::: Supplied text

Psilocybin Shows Promise in Treating Cocaine Addiction
BIRMINGHAM – For the first time, a peer-reviewed, randomized clinical trial showed that psilocybin significantly reduced cocaine use when combined with structured psychotherapy. The findings, published in JAMA Network Open by researchers at the University of Alabama at Birmingham, are drawing attention across addiction medicine for a simple reason:
No medications have ever been proven effective for treating cocaine use disorder. Until now.
The study enrolled 40 adults actively struggling with cocaine dependence and genuinely motivated to quit. Participants who received a single dose of psilocybin combined with psychotherapy recorded significantly more cocaine-free days over the following six months compared to those given a placebo. They were also far less likely to relapse, with fewer lapses reported in the psilocybin group overall.
The trial was led by Peter Hendricks, Ph.D., a professor in UAB’s Department of Psychiatry and Behavioral Neurobiology. Participants were randomized to receive a single oral dose of psilocybin (25 milligrams per 70 kilograms of body weight) or an active placebo, alongside cognitive behavioral therapy delivered one month before and after the drug treatment session. Thirty-six participants completed the full 180-day assessment, which included follow-back interviews and urinalysis to verify abstinence.
The science behind why psilocybin may work in addiction contexts is still being mapped, but one leading hypothesis is gaining traction. Psilocybin may acutely disrupt entrenched cocaine-related neural network dynamics, increasing cortical and limbic plasticity and thereby allowing psychotherapy to take hold more effectively. In plain terms, a single dose may temporarily “unlock” the brain’s capacity for behavioral change in a way that talk therapy alone cannot. Upon consumption, psilocybin is metabolized to psilocin, which acts as a 5-HT2A receptor agonist – activity that prior data indicate may enhance neuroplasticity, emotional processing, and cognitive flexibility.

::::::

What you will do.
• A. Answer these questions using the article on psilocybin and cocaine addiction:
(i) In which journal were the findings published?
(ii) How many adults did the study enroll?
(iii) What is psilocybin metabolized to after it is consumed?
• B. Carry on the article on psilocybin and cocaine addiction, starting right after its last sentence.
The data that come next are separate material, unrelated to the article on psilocybin and cocaine addiction.

::: Source material

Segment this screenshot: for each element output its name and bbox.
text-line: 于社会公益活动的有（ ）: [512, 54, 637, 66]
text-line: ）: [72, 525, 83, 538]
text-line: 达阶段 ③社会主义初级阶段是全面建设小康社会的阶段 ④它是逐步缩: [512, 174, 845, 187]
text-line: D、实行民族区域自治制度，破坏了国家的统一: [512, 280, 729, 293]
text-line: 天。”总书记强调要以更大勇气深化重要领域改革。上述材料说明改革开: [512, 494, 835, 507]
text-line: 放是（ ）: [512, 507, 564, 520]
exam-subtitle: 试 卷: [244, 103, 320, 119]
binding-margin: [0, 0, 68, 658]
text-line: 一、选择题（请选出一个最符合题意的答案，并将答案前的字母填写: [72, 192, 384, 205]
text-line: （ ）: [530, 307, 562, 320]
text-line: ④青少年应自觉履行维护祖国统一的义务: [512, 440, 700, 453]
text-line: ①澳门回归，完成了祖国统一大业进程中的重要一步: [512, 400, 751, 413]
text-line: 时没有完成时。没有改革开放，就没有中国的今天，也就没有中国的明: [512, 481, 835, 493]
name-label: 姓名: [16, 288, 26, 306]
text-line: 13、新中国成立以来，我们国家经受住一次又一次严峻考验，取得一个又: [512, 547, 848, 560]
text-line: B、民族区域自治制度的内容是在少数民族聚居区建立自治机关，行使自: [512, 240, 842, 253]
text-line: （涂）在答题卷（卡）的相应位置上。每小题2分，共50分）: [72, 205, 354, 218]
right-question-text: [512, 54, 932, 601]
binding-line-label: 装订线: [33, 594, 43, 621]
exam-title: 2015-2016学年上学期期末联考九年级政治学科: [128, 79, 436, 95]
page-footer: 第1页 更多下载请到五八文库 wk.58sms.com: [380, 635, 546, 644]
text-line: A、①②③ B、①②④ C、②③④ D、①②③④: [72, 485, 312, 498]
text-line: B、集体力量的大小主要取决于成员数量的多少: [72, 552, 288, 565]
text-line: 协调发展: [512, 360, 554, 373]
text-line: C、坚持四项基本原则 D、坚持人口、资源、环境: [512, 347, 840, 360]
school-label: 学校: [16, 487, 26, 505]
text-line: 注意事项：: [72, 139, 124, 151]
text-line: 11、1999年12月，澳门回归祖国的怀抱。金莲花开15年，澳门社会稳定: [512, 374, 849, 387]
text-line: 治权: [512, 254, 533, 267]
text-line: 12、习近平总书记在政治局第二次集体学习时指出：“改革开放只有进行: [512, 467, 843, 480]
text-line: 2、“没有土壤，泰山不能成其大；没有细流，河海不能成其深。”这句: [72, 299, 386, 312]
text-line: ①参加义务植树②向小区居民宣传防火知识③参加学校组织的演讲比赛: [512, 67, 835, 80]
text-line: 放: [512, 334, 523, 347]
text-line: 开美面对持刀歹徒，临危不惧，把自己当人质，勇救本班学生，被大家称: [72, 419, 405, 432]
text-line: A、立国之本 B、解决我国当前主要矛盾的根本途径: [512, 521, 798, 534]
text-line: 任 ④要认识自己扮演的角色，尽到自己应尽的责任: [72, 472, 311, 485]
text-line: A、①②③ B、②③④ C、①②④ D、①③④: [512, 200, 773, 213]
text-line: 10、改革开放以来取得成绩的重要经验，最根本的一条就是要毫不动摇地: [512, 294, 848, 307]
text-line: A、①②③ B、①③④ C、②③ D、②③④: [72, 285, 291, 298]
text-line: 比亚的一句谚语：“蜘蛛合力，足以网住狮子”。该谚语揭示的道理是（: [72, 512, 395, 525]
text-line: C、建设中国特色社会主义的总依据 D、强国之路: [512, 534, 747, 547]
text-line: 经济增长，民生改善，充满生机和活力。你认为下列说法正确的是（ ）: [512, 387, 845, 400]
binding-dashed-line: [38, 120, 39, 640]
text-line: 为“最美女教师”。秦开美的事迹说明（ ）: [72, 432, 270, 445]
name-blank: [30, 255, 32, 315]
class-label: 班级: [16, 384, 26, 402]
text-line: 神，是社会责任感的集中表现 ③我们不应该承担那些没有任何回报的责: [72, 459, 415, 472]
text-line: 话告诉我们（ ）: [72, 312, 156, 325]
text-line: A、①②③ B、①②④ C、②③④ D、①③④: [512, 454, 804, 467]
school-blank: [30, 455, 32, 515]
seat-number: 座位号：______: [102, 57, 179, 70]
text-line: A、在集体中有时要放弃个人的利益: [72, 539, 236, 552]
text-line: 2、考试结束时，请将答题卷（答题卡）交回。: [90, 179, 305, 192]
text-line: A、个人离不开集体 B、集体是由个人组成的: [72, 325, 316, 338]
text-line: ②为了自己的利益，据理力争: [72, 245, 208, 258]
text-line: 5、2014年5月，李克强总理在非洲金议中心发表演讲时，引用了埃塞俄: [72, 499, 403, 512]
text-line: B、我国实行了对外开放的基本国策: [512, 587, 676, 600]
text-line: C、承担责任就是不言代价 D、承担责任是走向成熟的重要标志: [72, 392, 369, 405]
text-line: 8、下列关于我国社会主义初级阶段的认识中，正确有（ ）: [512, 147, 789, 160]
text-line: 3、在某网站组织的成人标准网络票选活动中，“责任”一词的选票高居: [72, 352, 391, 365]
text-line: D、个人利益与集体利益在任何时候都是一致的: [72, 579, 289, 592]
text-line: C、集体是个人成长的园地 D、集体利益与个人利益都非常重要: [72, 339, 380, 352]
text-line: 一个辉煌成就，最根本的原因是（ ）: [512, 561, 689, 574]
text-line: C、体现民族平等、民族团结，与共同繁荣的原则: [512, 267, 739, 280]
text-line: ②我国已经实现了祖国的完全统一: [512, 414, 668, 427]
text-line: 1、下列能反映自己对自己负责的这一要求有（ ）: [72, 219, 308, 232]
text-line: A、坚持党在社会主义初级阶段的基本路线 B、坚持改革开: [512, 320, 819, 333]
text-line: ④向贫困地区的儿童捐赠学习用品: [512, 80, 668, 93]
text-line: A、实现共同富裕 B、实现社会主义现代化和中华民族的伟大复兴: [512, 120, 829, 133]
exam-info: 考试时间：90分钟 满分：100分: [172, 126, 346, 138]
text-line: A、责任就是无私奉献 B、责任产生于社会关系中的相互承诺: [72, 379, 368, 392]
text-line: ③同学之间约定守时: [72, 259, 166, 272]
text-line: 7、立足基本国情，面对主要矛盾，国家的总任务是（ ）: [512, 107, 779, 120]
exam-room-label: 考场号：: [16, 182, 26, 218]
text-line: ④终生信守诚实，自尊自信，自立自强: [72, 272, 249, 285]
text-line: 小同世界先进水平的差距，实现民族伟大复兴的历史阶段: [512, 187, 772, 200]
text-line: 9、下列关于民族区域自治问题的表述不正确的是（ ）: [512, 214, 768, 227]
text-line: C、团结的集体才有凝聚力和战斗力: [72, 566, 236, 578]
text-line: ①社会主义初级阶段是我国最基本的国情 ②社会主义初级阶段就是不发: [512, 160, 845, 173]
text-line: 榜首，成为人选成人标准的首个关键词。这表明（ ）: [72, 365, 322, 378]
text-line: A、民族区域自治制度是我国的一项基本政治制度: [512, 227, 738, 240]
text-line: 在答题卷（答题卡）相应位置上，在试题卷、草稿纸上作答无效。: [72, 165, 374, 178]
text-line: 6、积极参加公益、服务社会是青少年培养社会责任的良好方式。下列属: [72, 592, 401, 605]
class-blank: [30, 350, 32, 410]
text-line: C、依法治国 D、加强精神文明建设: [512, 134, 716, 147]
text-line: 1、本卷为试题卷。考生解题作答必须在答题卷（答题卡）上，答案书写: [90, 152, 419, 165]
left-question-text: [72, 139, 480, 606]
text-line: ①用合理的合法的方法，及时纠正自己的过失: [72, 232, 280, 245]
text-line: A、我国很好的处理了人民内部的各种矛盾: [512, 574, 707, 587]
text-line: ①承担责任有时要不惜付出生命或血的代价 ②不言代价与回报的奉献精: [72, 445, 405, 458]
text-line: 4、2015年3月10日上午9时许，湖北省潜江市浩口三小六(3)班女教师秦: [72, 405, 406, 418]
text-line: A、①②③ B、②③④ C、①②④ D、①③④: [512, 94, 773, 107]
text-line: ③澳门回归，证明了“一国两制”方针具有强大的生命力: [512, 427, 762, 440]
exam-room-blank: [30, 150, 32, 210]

::::::

Answers per task.
• A.
(i) JAMA Network Open
(ii) 40
(iii) Psilocin

• B.
Researchers confirmed the treatment was safe. The study authors noted that no medications have been proven effective for stimulant use disorders, and described the trial as the first randomized clinical evidence that psilocybin coupled with psychotherapy may be safe and efficacious in the treatment of cocaine use disorder.
For the psychedelics sector, an industry still working to clarify its regulatory and commercial footing, this trial carries weight beyond the clinical data. It suggests that the therapeutic case for psychedelic compounds is building across multiple addiction categories, not just the mental health indications that have drawn the most investor attention.
Ultimately, whether psilocybin reaches pharmacy shelves depends on large-scale replication, regulatory receptiveness, and the willingness of the healthcare system to integrate supervised psychedelic sessions into standard care protocols. None of that is close. But this trial marks something genuinely rare in addiction medicine – a credible first.